→ Material for the task:
────────────────────────────────────────

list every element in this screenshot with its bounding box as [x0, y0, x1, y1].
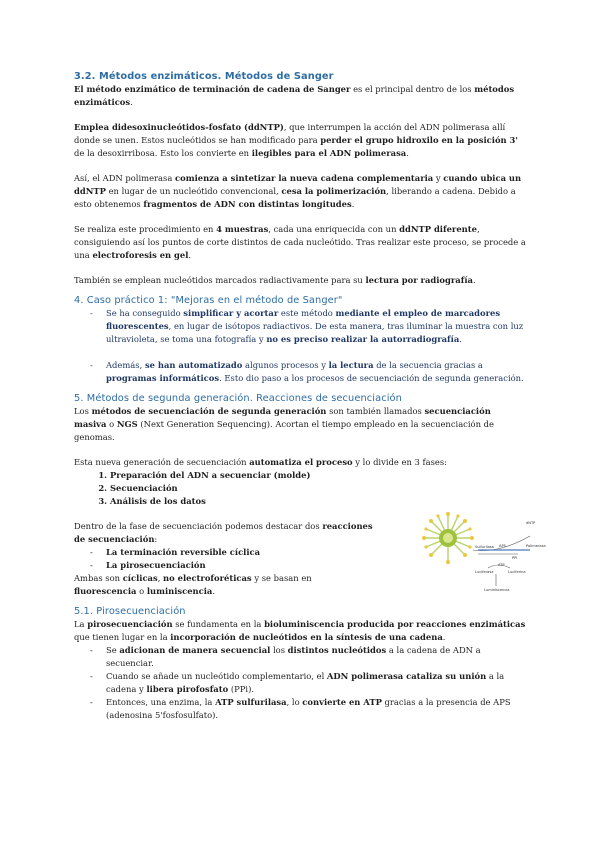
list-item: 2. Secuenciación: [110, 482, 526, 495]
list-item: 1. Preparación del ADN a secuenciar (molde): [110, 469, 526, 482]
paragraph-polimerasa: Así, el ADN polimerasa comienza a sintetizar la nueva cadena complementaria y cuando ubica un ddNTP en lugar de un nucleótido convencional, cesa la polimerización, liberando a cadena. Debido a esto obtenemos fragmentos de ADN con distintas longitudes.: [74, 173, 522, 209]
list-item: - Entonces, una enzima, la ATP sulfurilasa, lo convierte en ATP gracias a la presencia de APS (adenosina 5'fosfosulfato).: [106, 696, 526, 722]
list-item: - Además, se han automatizado algunos procesos y la lectura de la secuencia gracias a programas informáticos. Esto dio paso a los procesos de secuenciación de segunda generación.: [106, 359, 526, 385]
pirosecuenciacion-list: [74, 644, 526, 722]
list-item: - La terminación reversible cíclica: [106, 546, 526, 559]
label-atp: ATP: [498, 563, 505, 567]
label-luminiscencia: Luminiscencia: [484, 588, 510, 592]
paragraph-muestras: Se realiza este procedimiento en 4 muestras, cada una enriquecida con un ddNTP diferente, consiguiendo así los puntos de corte distintos de cada nucleótido. Tras realizar este proceso, se procede a una electroforesis en gel.: [74, 224, 526, 260]
label-ppi: PPi: [512, 556, 518, 560]
label-luciferasa: Luciferasa: [475, 570, 494, 574]
list-item: - Cuando se añade un nucleótido complementario, el ADN polimerasa cataliza su unión a la cadena y libera pirofosfato (PPi).: [106, 670, 526, 696]
section-heading-3-2: 3.2. Métodos enzimáticos. Métodos de Sanger: [74, 71, 334, 82]
paragraph-ciclicas: Ambas son cíclicas, no electroforéticas y se basan en fluorescencia o luminiscencia.: [74, 573, 312, 596]
list-item: - La pirosecuenciación: [106, 559, 526, 572]
label-luciferina: Luciferina: [508, 570, 526, 574]
label-sulfurilasa: Sulfurilasa: [475, 545, 494, 549]
document-page: [74, 70, 526, 722]
section-heading-5-1: 5.1. Pirosecuenciación: [74, 606, 186, 617]
paragraph-reacciones: Dentro de la fase de secuenciación podemos destacar dos reacciones de secuenciación:: [74, 521, 373, 544]
paragraph-ngs: Los métodos de secuenciación de segunda generación son también llamados secuenciación masiva o NGS (Next Generation Sequencing). Acortan el tiempo empleado en la secuenciación de genomas.: [74, 406, 494, 442]
phases-list: [74, 469, 526, 508]
list-item: - Se adicionan de manera secuencial los distintos nucleótidos a la cadena de ADN a secuenciar.: [106, 644, 526, 670]
list-item: - Se ha conseguido simplificar y acortar este método mediante el empleo de marcadores fluorescentes, en lugar de isótopos radiactivos. De esta manera, tras iluminar la muestra con luz ultravioleta, se toma una fotografía y no es preciso realizar la autorradiografía.: [106, 307, 526, 346]
paragraph-sanger-intro: El método enzimático de terminación de cadena de Sanger es el principal dentro de los métodos enzimáticos.: [74, 84, 515, 107]
section-heading-4: 4. Caso práctico 1: "Mejoras en el método de Sanger": [74, 295, 343, 306]
list-item: 3. Análisis de los datos: [110, 495, 526, 508]
pyrosequencing-diagram: [418, 510, 558, 610]
label-polimerasa: Polimerasa: [526, 544, 546, 548]
paragraph-radiografia: También se emplean nucleótidos marcados radiactivamente para su lectura por radiografía.: [74, 275, 476, 285]
paragraph-pirosecuenciacion: La pirosecuenciación se fundamenta en la bioluminiscencia producida por reacciones enzimáticas que tienen lugar en la incorporación de nucleótidos en la síntesis de una cadena.: [74, 619, 526, 642]
bead-illustration: [422, 512, 474, 564]
paragraph-fases: Esta nueva generación de secuenciación automatiza el proceso y lo divide en 3 fases:: [74, 457, 447, 467]
caso-practico-list: [74, 307, 526, 385]
paragraph-ddntp: Emplea didesoxinucleótidos-fosfato (ddNTP), que interrumpen la acción del ADN polimerasa allí donde se unen. Estos nucleótidos se han modificado para perder el grupo hidroxilo en la posición 3' de la desoxirribosa. Esto los convierte en ilegibles para el ADN polimerasa.: [74, 122, 518, 158]
label-dntp: dNTP: [526, 521, 536, 525]
label-aps: APS: [499, 544, 506, 548]
section-heading-5: 5. Métodos de segunda generación. Reacciones de secuenciación: [74, 393, 402, 404]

────────────────────────────────────────

→ What you will do: Please return the full listing exactly as given, with the images left out.

→ Solved problem:
list every element in this screenshot with its bounding box as [x0, y0, x1, y1].
list-item: 2. Secuenciación: [110, 482, 526, 495]
list-item: 1. Preparación del ADN a secuenciar (molde): [110, 469, 526, 482]
paragraph-polimerasa: Así, el ADN polimerasa comienza a sintetizar la nueva cadena complementaria y cuando ubica un ddNTP en lugar de un nucleótido convencional, cesa la polimerización, liberando a cadena. Debido a esto obtenemos fragmentos de ADN con distintas longitudes.: [74, 173, 522, 209]
list-item: - Entonces, una enzima, la ATP sulfurilasa, lo convierte en ATP gracias a la presencia de APS (adenosina 5'fosfosulfato).: [106, 696, 526, 722]
list-item: - Además, se han automatizado algunos procesos y la lectura de la secuencia gracias a programas informáticos. Esto dio paso a los procesos de secuenciación de segunda generación.: [106, 359, 526, 385]
pirosecuenciacion-list: [74, 644, 526, 722]
list-item: - La terminación reversible cíclica: [106, 546, 526, 559]
label-atp: ATP: [498, 563, 505, 567]
label-luminiscencia: Luminiscencia: [484, 588, 510, 592]
paragraph-muestras: Se realiza este procedimiento en 4 muestras, cada una enriquecida con un ddNTP diferente, consiguiendo así los puntos de corte distintos de cada nucleótido. Tras realizar este proceso, se procede a una electroforesis en gel.: [74, 224, 526, 260]
label-ppi: PPi: [512, 556, 518, 560]
label-luciferasa: Luciferasa: [475, 570, 494, 574]
list-item: - Cuando se añade un nucleótido complementario, el ADN polimerasa cataliza su unión a la cadena y libera pirofosfato (PPi).: [106, 670, 526, 696]
section-heading-3-2: 3.2. Métodos enzimáticos. Métodos de Sanger: [74, 71, 334, 82]
paragraph-ciclicas: Ambas son cíclicas, no electroforéticas y se basan en fluorescencia o luminiscencia.: [74, 573, 312, 596]
list-item: - La pirosecuenciación: [106, 559, 526, 572]
label-luciferina: Luciferina: [508, 570, 526, 574]
label-sulfurilasa: Sulfurilasa: [475, 545, 494, 549]
document-page: [74, 70, 526, 722]
section-heading-5-1: 5.1. Pirosecuenciación: [74, 606, 186, 617]
paragraph-reacciones: Dentro de la fase de secuenciación podemos destacar dos reacciones de secuenciación:: [74, 521, 373, 544]
paragraph-ngs: Los métodos de secuenciación de segunda generación son también llamados secuenciación masiva o NGS (Next Generation Sequencing). Acortan el tiempo empleado en la secuenciación de genomas.: [74, 406, 494, 442]
phases-list: [74, 469, 526, 508]
list-item: - Se adicionan de manera secuencial los distintos nucleótidos a la cadena de ADN a secuenciar.: [106, 644, 526, 670]
list-item: - Se ha conseguido simplificar y acortar este método mediante el empleo de marcadores fluorescentes, en lugar de isótopos radiactivos. De esta manera, tras iluminar la muestra con luz ultravioleta, se toma una fotografía y no es preciso realizar la autorradiografía.: [106, 307, 526, 346]
paragraph-sanger-intro: El método enzimático de terminación de cadena de Sanger es el principal dentro de los métodos enzimáticos.: [74, 84, 515, 107]
section-heading-4: 4. Caso práctico 1: "Mejoras en el método de Sanger": [74, 295, 343, 306]
list-item: 3. Análisis de los datos: [110, 495, 526, 508]
pyrosequencing-diagram: [418, 510, 558, 610]
label-polimerasa: Polimerasa: [526, 544, 546, 548]
paragraph-radiografia: También se emplean nucleótidos marcados radiactivamente para su lectura por radiografía.: [74, 275, 476, 285]
paragraph-pirosecuenciacion: La pirosecuenciación se fundamenta en la bioluminiscencia producida por reacciones enzimáticas que tienen lugar en la incorporación de nucleótidos en la síntesis de una cadena.: [74, 619, 526, 642]
bead-illustration: [422, 512, 474, 564]
paragraph-fases: Esta nueva generación de secuenciación automatiza el proceso y lo divide en 3 fases:: [74, 457, 447, 467]
caso-practico-list: [74, 307, 526, 385]
paragraph-ddntp: Emplea didesoxinucleótidos-fosfato (ddNTP), que interrumpen la acción del ADN polimerasa allí donde se unen. Estos nucleótidos se han modificado para perder el grupo hidroxilo en la posición 3' de la desoxirribosa. Esto los convierte en ilegibles para el ADN polimerasa.: [74, 122, 518, 158]
label-dntp: dNTP: [526, 521, 536, 525]
label-aps: APS: [499, 544, 506, 548]
section-heading-5: 5. Métodos de segunda generación. Reacciones de secuenciación: [74, 393, 402, 404]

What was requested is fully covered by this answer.